Could you write out every entry exactly as it stands?

Supplied records =
BEGIN
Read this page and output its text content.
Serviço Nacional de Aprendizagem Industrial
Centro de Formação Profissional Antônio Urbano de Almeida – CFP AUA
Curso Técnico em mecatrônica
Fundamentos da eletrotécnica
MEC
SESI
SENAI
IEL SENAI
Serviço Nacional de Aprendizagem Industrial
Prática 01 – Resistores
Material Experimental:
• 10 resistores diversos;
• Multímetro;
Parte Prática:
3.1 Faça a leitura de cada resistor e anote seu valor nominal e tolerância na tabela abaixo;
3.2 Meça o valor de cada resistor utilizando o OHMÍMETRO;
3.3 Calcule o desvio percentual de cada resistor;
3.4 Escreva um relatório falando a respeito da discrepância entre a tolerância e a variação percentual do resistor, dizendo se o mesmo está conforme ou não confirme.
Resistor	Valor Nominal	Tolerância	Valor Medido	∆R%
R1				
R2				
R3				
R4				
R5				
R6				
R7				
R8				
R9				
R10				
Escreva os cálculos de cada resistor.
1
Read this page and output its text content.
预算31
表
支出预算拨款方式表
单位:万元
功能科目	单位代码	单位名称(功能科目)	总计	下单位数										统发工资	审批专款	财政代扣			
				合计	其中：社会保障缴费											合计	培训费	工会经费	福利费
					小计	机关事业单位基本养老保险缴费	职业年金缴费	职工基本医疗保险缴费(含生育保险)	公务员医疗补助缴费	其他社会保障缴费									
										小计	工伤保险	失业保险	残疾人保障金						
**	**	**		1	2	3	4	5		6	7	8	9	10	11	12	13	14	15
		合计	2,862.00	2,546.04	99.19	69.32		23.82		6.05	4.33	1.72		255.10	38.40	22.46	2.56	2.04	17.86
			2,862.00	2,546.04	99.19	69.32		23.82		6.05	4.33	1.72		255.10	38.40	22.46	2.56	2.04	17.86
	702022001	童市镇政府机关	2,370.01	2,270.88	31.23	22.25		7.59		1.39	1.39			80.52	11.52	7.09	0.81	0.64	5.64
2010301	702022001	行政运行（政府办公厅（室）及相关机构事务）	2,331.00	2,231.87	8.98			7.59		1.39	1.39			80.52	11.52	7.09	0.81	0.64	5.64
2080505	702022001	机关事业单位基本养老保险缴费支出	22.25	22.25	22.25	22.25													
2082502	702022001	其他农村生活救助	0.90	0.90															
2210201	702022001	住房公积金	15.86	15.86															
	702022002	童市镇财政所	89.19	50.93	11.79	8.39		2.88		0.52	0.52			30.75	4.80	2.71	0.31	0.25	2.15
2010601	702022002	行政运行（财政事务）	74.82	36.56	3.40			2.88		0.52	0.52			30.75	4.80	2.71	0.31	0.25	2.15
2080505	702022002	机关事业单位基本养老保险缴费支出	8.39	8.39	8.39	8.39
END
Response to the task =
Read this page and output its text content.
Serviço Nacional de Aprendizagem Industrial
Centro de Formação Profissional Antônio Urbano de Almeida – CFP AUA
Curso Técnico em mecatrônica
Fundamentos da eletrotécnica
MEC
SESI
SENAI
IEL SENAI
Serviço Nacional de Aprendizagem Industrial
Prática 01 – Resistores
Material Experimental:
• 10 resistores diversos;
• Multímetro;
Parte Prática:
3.1 Faça a leitura de cada resistor e anote seu valor nominal e tolerância na tabela abaixo;
3.2 Meça o valor de cada resistor utilizando o OHMÍMETRO;
3.3 Calcule o desvio percentual de cada resistor;
3.4 Escreva um relatório falando a respeito da discrepância entre a tolerância e a variação percentual do resistor, dizendo se o mesmo está conforme ou não confirme.
Resistor	Valor Nominal	Tolerância	Valor Medido	∆R%
R1				
R2				
R3				
R4				
R5				
R6				
R7				
R8				
R9				
R10				
Escreva os cálculos de cada resistor.
1
Read this page and output its text content.
预算31
表
支出预算拨款方式表
单位:万元
功能科目	单位代码	单位名称(功能科目)	总计	下单位数										统发工资	审批专款	财政代扣			
				合计	其中：社会保障缴费											合计	培训费	工会经费	福利费
					小计	机关事业单位基本养老保险缴费	职业年金缴费	职工基本医疗保险缴费(含生育保险)	公务员医疗补助缴费	其他社会保障缴费									
										小计	工伤保险	失业保险	残疾人保障金						
**	**	**		1	2	3	4	5		6	7	8	9	10	11	12	13	14	15
		合计	2,862.00	2,546.04	99.19	69.32		23.82		6.05	4.33	1.72		255.10	38.40	22.46	2.56	2.04	17.86
			2,862.00	2,546.04	99.19	69.32		23.82		6.05	4.33	1.72		255.10	38.40	22.46	2.56	2.04	17.86
	702022001	童市镇政府机关	2,370.01	2,270.88	31.23	22.25		7.59		1.39	1.39			80.52	11.52	7.09	0.81	0.64	5.64
2010301	702022001	行政运行（政府办公厅（室）及相关机构事务）	2,331.00	2,231.87	8.98			7.59		1.39	1.39			80.52	11.52	7.09	0.81	0.64	5.64
2080505	702022001	机关事业单位基本养老保险缴费支出	22.25	22.25	22.25	22.25													
2082502	702022001	其他农村生活救助	0.90	0.90															
2210201	702022001	住房公积金	15.86	15.86															
	702022002	童市镇财政所	89.19	50.93	11.79	8.39		2.88		0.52	0.52			30.75	4.80	2.71	0.31	0.25	2.15
2010601	702022002	行政运行（财政事务）	74.82	36.56	3.40			2.88		0.52	0.52			30.75	4.80	2.71	0.31	0.25	2.15
2080505	702022002	机关事业单位基本养老保险缴费支出	8.39	8.39	8.39	8.39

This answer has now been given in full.